[Figure record extracts]
———

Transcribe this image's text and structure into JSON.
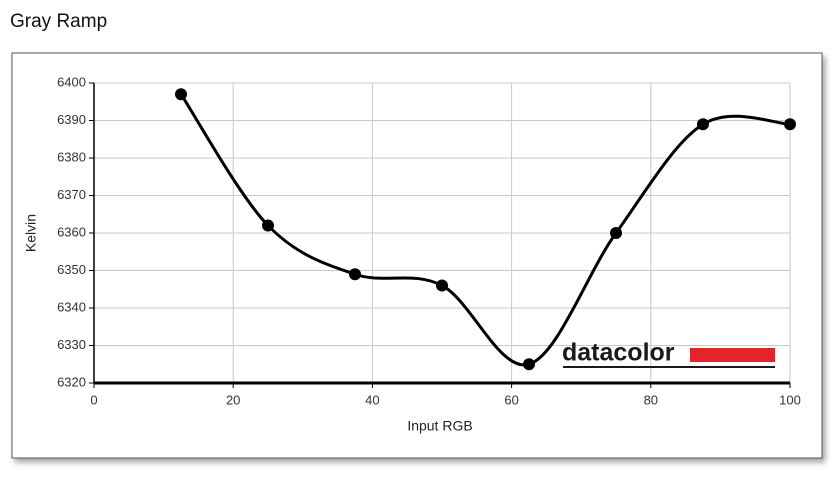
{
  "chart_data": {
    "type": "line",
    "title": "Gray Ramp",
    "x_label": "Input RGB",
    "y_label": "Kelvin",
    "watermark": "datacolor",
    "x": [
      12.5,
      25,
      37.5,
      50,
      62.5,
      75,
      87.5,
      100
    ],
    "values": [
      6397,
      6362,
      6349,
      6346,
      6325,
      6360,
      6389,
      6389
    ],
    "color": "#000000",
    "smooth": true,
    "grid": true,
    "xlim": [
      0,
      100
    ],
    "xticks": [
      0,
      20,
      40,
      60,
      80,
      100
    ],
    "ylim": [
      6320,
      6400
    ],
    "yticks": [
      6320,
      6330,
      6340,
      6350,
      6360,
      6370,
      6380,
      6390,
      6400
    ]
  }
}
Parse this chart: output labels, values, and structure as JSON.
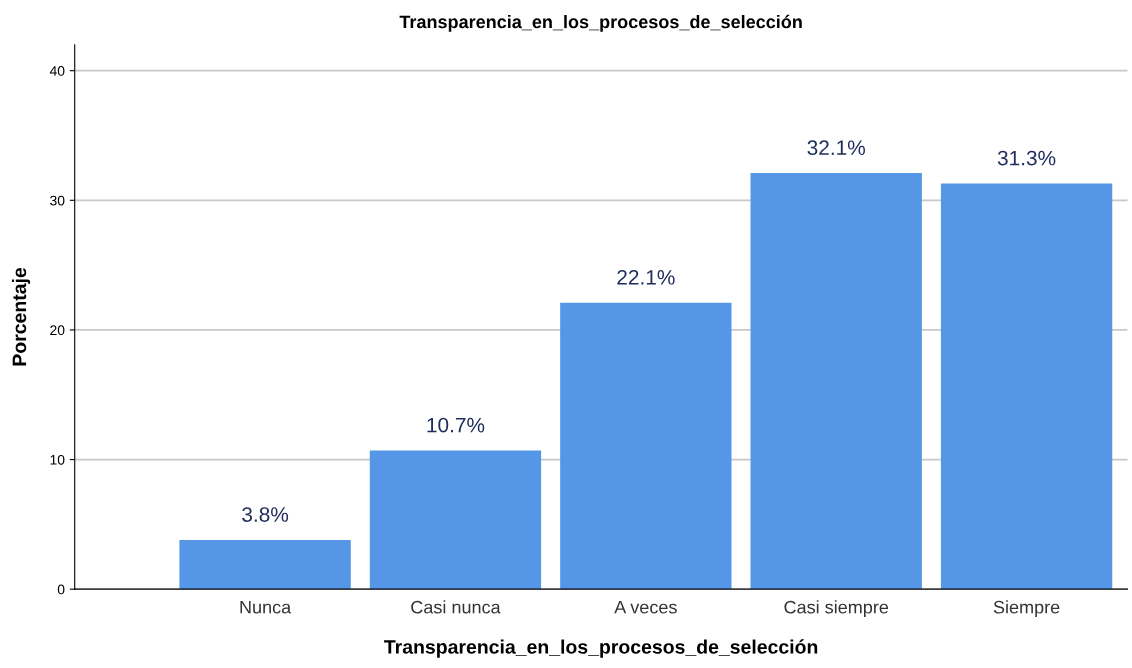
{
  "chart_data": {
    "type": "bar",
    "title": "Transparencia_en_los_procesos_de_selección",
    "xlabel": "Transparencia_en_los_procesos_de_selección",
    "ylabel": "Porcentaje",
    "categories": [
      "Nunca",
      "Casi nunca",
      "A veces",
      "Casi siempre",
      "Siempre"
    ],
    "values": [
      3.8,
      10.7,
      22.1,
      32.1,
      31.3
    ],
    "value_labels": [
      "3.8%",
      "10.7%",
      "22.1%",
      "32.1%",
      "31.3%"
    ],
    "color": "#5596e6",
    "ylim": [
      0,
      42
    ],
    "yticks": [
      0,
      10,
      20,
      30,
      40
    ],
    "grid": "y",
    "legend": false
  }
}
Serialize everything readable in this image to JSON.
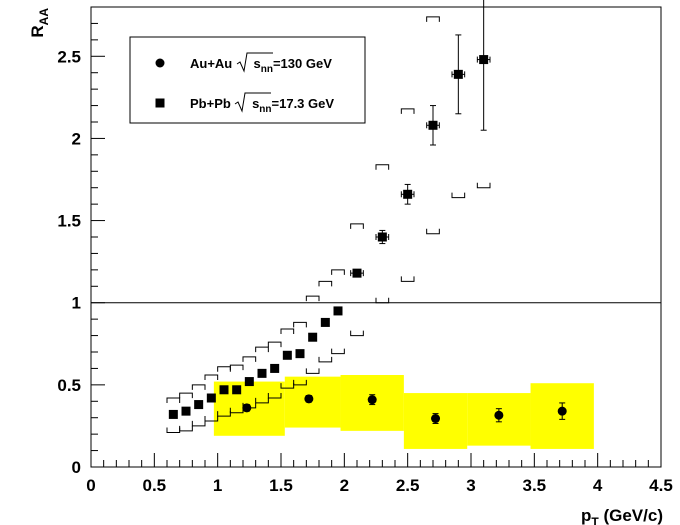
{
  "chart_data": {
    "type": "scatter",
    "xlabel_main": "p",
    "xlabel_sub": "T",
    "xlabel_unit": " (GeV/c)",
    "ylabel_main": "R",
    "ylabel_sub": "AA",
    "xlim": [
      0,
      4.5
    ],
    "ylim": [
      0,
      2.8
    ],
    "x_major_ticks": [
      0,
      0.5,
      1,
      1.5,
      2,
      2.5,
      3,
      3.5,
      4,
      4.5
    ],
    "x_tick_labels": [
      "0",
      "0.5",
      "1",
      "1.5",
      "2",
      "2.5",
      "3",
      "3.5",
      "4",
      "4.5"
    ],
    "y_major_ticks": [
      0,
      0.5,
      1,
      1.5,
      2,
      2.5
    ],
    "y_tick_labels": [
      "0",
      "0.5",
      "1",
      "1.5",
      "2",
      "2.5"
    ],
    "reference_line_y": 1,
    "legend": {
      "placement": "top-left",
      "entries": [
        {
          "marker": "circle",
          "label_prefix": "Au+Au ",
          "sqrt_sub": "nn",
          "label_suffix": "=130 GeV"
        },
        {
          "marker": "square",
          "label_prefix": "Pb+Pb ",
          "sqrt_sub": "nn",
          "label_suffix": "=17.3 GeV"
        }
      ]
    },
    "series": [
      {
        "marker": "circle",
        "color": "#000000",
        "band_color": "#ffff00",
        "points": [
          {
            "x": 1.23,
            "y": 0.36,
            "yerr": 0.02,
            "band": [
              0.97,
              1.53,
              0.19,
              0.52
            ]
          },
          {
            "x": 1.72,
            "y": 0.415,
            "yerr": 0.02,
            "band": [
              1.53,
              1.97,
              0.24,
              0.55
            ]
          },
          {
            "x": 2.22,
            "y": 0.41,
            "yerr": 0.03,
            "band": [
              1.97,
              2.47,
              0.22,
              0.56
            ]
          },
          {
            "x": 2.72,
            "y": 0.295,
            "yerr": 0.03,
            "band": [
              2.47,
              2.97,
              0.11,
              0.45
            ]
          },
          {
            "x": 3.22,
            "y": 0.315,
            "yerr": 0.04,
            "band": [
              2.97,
              3.47,
              0.13,
              0.45
            ]
          },
          {
            "x": 3.72,
            "y": 0.34,
            "yerr": 0.05,
            "band": [
              3.47,
              3.97,
              0.11,
              0.51
            ]
          }
        ]
      },
      {
        "marker": "square",
        "color": "#000000",
        "points": [
          {
            "x": 0.65,
            "y": 0.32,
            "xerr": 0,
            "yerr": 0,
            "sys": [
              0.21,
              0.42
            ]
          },
          {
            "x": 0.75,
            "y": 0.34,
            "xerr": 0,
            "yerr": 0,
            "sys": [
              0.22,
              0.45
            ]
          },
          {
            "x": 0.85,
            "y": 0.38,
            "xerr": 0,
            "yerr": 0,
            "sys": [
              0.25,
              0.5
            ]
          },
          {
            "x": 0.95,
            "y": 0.42,
            "xerr": 0,
            "yerr": 0,
            "sys": [
              0.28,
              0.56
            ]
          },
          {
            "x": 1.05,
            "y": 0.47,
            "xerr": 0,
            "yerr": 0,
            "sys": [
              0.31,
              0.61
            ]
          },
          {
            "x": 1.15,
            "y": 0.47,
            "xerr": 0,
            "yerr": 0,
            "sys": [
              0.33,
              0.62
            ]
          },
          {
            "x": 1.25,
            "y": 0.52,
            "xerr": 0,
            "yerr": 0,
            "sys": [
              0.36,
              0.67
            ]
          },
          {
            "x": 1.35,
            "y": 0.57,
            "xerr": 0,
            "yerr": 0,
            "sys": [
              0.39,
              0.73
            ]
          },
          {
            "x": 1.45,
            "y": 0.6,
            "xerr": 0,
            "yerr": 0,
            "sys": [
              0.42,
              0.76
            ]
          },
          {
            "x": 1.55,
            "y": 0.68,
            "xerr": 0,
            "yerr": 0,
            "sys": [
              0.48,
              0.84
            ]
          },
          {
            "x": 1.65,
            "y": 0.69,
            "xerr": 0,
            "yerr": 0,
            "sys": [
              0.5,
              0.88
            ]
          },
          {
            "x": 1.75,
            "y": 0.79,
            "xerr": 0,
            "yerr": 0,
            "sys": [
              0.57,
              1.04
            ]
          },
          {
            "x": 1.85,
            "y": 0.88,
            "xerr": 0,
            "yerr": 0,
            "sys": [
              0.64,
              1.13
            ]
          },
          {
            "x": 1.95,
            "y": 0.95,
            "xerr": 0,
            "yerr": 0,
            "sys": [
              0.69,
              1.2
            ]
          },
          {
            "x": 2.1,
            "y": 1.18,
            "xerr": 0.05,
            "yerr": 0.02,
            "sys": [
              0.8,
              1.48
            ]
          },
          {
            "x": 2.3,
            "y": 1.4,
            "xerr": 0.05,
            "yerr": 0.04,
            "sys": [
              1.0,
              1.84
            ]
          },
          {
            "x": 2.5,
            "y": 1.66,
            "xerr": 0.05,
            "yerr": 0.06,
            "sys": [
              1.13,
              2.18
            ]
          },
          {
            "x": 2.7,
            "y": 2.08,
            "xerr": 0.05,
            "yerr": 0.12,
            "sys": [
              1.42,
              2.74
            ]
          },
          {
            "x": 2.9,
            "y": 2.39,
            "xerr": 0.05,
            "yerr": 0.24,
            "sys": [
              1.64,
              null
            ]
          },
          {
            "x": 3.1,
            "y": 2.48,
            "xerr": 0.05,
            "yerr": 0.43,
            "sys": [
              1.7,
              null
            ]
          }
        ]
      }
    ]
  }
}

———

> [Description of the task]: The listing above needs to be output again exactly. Don't include the pictures.

> [Complete answer]:
Transcribe this image's text and structure into JSON.
{
  "chart_data": {
    "type": "line",
    "title": "Gray Ramp",
    "x_label": "Input RGB",
    "y_label": "Kelvin",
    "watermark": "datacolor",
    "x": [
      12.5,
      25,
      37.5,
      50,
      62.5,
      75,
      87.5,
      100
    ],
    "values": [
      6397,
      6362,
      6349,
      6346,
      6325,
      6360,
      6389,
      6389
    ],
    "color": "#000000",
    "smooth": true,
    "grid": true,
    "xlim": [
      0,
      100
    ],
    "xticks": [
      0,
      20,
      40,
      60,
      80,
      100
    ],
    "ylim": [
      6320,
      6400
    ],
    "yticks": [
      6320,
      6330,
      6340,
      6350,
      6360,
      6370,
      6380,
      6390,
      6400
    ]
  }
}
Parse this chart: output labels, values, and structure as JSON.
{
  "chart_data": {
    "type": "bar",
    "title": "Transparencia_en_los_procesos_de_selección",
    "xlabel": "Transparencia_en_los_procesos_de_selección",
    "ylabel": "Porcentaje",
    "categories": [
      "Nunca",
      "Casi nunca",
      "A veces",
      "Casi siempre",
      "Siempre"
    ],
    "values": [
      3.8,
      10.7,
      22.1,
      32.1,
      31.3
    ],
    "value_labels": [
      "3.8%",
      "10.7%",
      "22.1%",
      "32.1%",
      "31.3%"
    ],
    "color": "#5596e6",
    "ylim": [
      0,
      42
    ],
    "yticks": [
      0,
      10,
      20,
      30,
      40
    ],
    "grid": "y",
    "legend": false
  }
}
Serialize everything readable in this image to JSON.
{
  "chart_data": {
    "type": "scatter",
    "xlabel_main": "p",
    "xlabel_sub": "T",
    "xlabel_unit": " (GeV/c)",
    "ylabel_main": "R",
    "ylabel_sub": "AA",
    "xlim": [
      0,
      4.5
    ],
    "ylim": [
      0,
      2.8
    ],
    "x_major_ticks": [
      0,
      0.5,
      1,
      1.5,
      2,
      2.5,
      3,
      3.5,
      4,
      4.5
    ],
    "x_tick_labels": [
      "0",
      "0.5",
      "1",
      "1.5",
      "2",
      "2.5",
      "3",
      "3.5",
      "4",
      "4.5"
    ],
    "y_major_ticks": [
      0,
      0.5,
      1,
      1.5,
      2,
      2.5
    ],
    "y_tick_labels": [
      "0",
      "0.5",
      "1",
      "1.5",
      "2",
      "2.5"
    ],
    "reference_line_y": 1,
    "legend": {
      "placement": "top-left",
      "entries": [
        {
          "marker": "circle",
          "label_prefix": "Au+Au ",
          "sqrt_sub": "nn",
          "label_suffix": "=130 GeV"
        },
        {
          "marker": "square",
          "label_prefix": "Pb+Pb ",
          "sqrt_sub": "nn",
          "label_suffix": "=17.3 GeV"
        }
      ]
    },
    "series": [
      {
        "marker": "circle",
        "color": "#000000",
        "band_color": "#ffff00",
        "points": [
          {
            "x": 1.23,
            "y": 0.36,
            "yerr": 0.02,
            "band": [
              0.97,
              1.53,
              0.19,
              0.52
            ]
          },
          {
            "x": 1.72,
            "y": 0.415,
            "yerr": 0.02,
            "band": [
              1.53,
              1.97,
              0.24,
              0.55
            ]
          },
          {
            "x": 2.22,
            "y": 0.41,
            "yerr": 0.03,
            "band": [
              1.97,
              2.47,
              0.22,
              0.56
            ]
          },
          {
            "x": 2.72,
            "y": 0.295,
            "yerr": 0.03,
            "band": [
              2.47,
              2.97,
              0.11,
              0.45
            ]
          },
          {
            "x": 3.22,
            "y": 0.315,
            "yerr": 0.04,
            "band": [
              2.97,
              3.47,
              0.13,
              0.45
            ]
          },
          {
            "x": 3.72,
            "y": 0.34,
            "yerr": 0.05,
            "band": [
              3.47,
              3.97,
              0.11,
              0.51
            ]
          }
        ]
      },
      {
        "marker": "square",
        "color": "#000000",
        "points": [
          {
            "x": 0.65,
            "y": 0.32,
            "xerr": 0,
            "yerr": 0,
            "sys": [
              0.21,
              0.42
            ]
          },
          {
            "x": 0.75,
            "y": 0.34,
            "xerr": 0,
            "yerr": 0,
            "sys": [
              0.22,
              0.45
            ]
          },
          {
            "x": 0.85,
            "y": 0.38,
            "xerr": 0,
            "yerr": 0,
            "sys": [
              0.25,
              0.5
            ]
          },
          {
            "x": 0.95,
            "y": 0.42,
            "xerr": 0,
            "yerr": 0,
            "sys": [
              0.28,
              0.56
            ]
          },
          {
            "x": 1.05,
            "y": 0.47,
            "xerr": 0,
            "yerr": 0,
            "sys": [
              0.31,
              0.61
            ]
          },
          {
            "x": 1.15,
            "y": 0.47,
            "xerr": 0,
            "yerr": 0,
            "sys": [
              0.33,
              0.62
            ]
          },
          {
            "x": 1.25,
            "y": 0.52,
            "xerr": 0,
            "yerr": 0,
            "sys": [
              0.36,
              0.67
            ]
          },
          {
            "x": 1.35,
            "y": 0.57,
            "xerr": 0,
            "yerr": 0,
            "sys": [
              0.39,
              0.73
            ]
          },
          {
            "x": 1.45,
            "y": 0.6,
            "xerr": 0,
            "yerr": 0,
            "sys": [
              0.42,
              0.76
            ]
          },
          {
            "x": 1.55,
            "y": 0.68,
            "xerr": 0,
            "yerr": 0,
            "sys": [
              0.48,
              0.84
            ]
          },
          {
            "x": 1.65,
            "y": 0.69,
            "xerr": 0,
            "yerr": 0,
            "sys": [
              0.5,
              0.88
            ]
          },
          {
            "x": 1.75,
            "y": 0.79,
            "xerr": 0,
            "yerr": 0,
            "sys": [
              0.57,
              1.04
            ]
          },
          {
            "x": 1.85,
            "y": 0.88,
            "xerr": 0,
            "yerr": 0,
            "sys": [
              0.64,
              1.13
            ]
          },
          {
            "x": 1.95,
            "y": 0.95,
            "xerr": 0,
            "yerr": 0,
            "sys": [
              0.69,
              1.2
            ]
          },
          {
            "x": 2.1,
            "y": 1.18,
            "xerr": 0.05,
            "yerr": 0.02,
            "sys": [
              0.8,
              1.48
            ]
          },
          {
            "x": 2.3,
            "y": 1.4,
            "xerr": 0.05,
            "yerr": 0.04,
            "sys": [
              1.0,
              1.84
            ]
          },
          {
            "x": 2.5,
            "y": 1.66,
            "xerr": 0.05,
            "yerr": 0.06,
            "sys": [
              1.13,
              2.18
            ]
          },
          {
            "x": 2.7,
            "y": 2.08,
            "xerr": 0.05,
            "yerr": 0.12,
            "sys": [
              1.42,
              2.74
            ]
          },
          {
            "x": 2.9,
            "y": 2.39,
            "xerr": 0.05,
            "yerr": 0.24,
            "sys": [
              1.64,
              null
            ]
          },
          {
            "x": 3.1,
            "y": 2.48,
            "xerr": 0.05,
            "yerr": 0.43,
            "sys": [
              1.7,
              null
            ]
          }
        ]
      }
    ]
  }
}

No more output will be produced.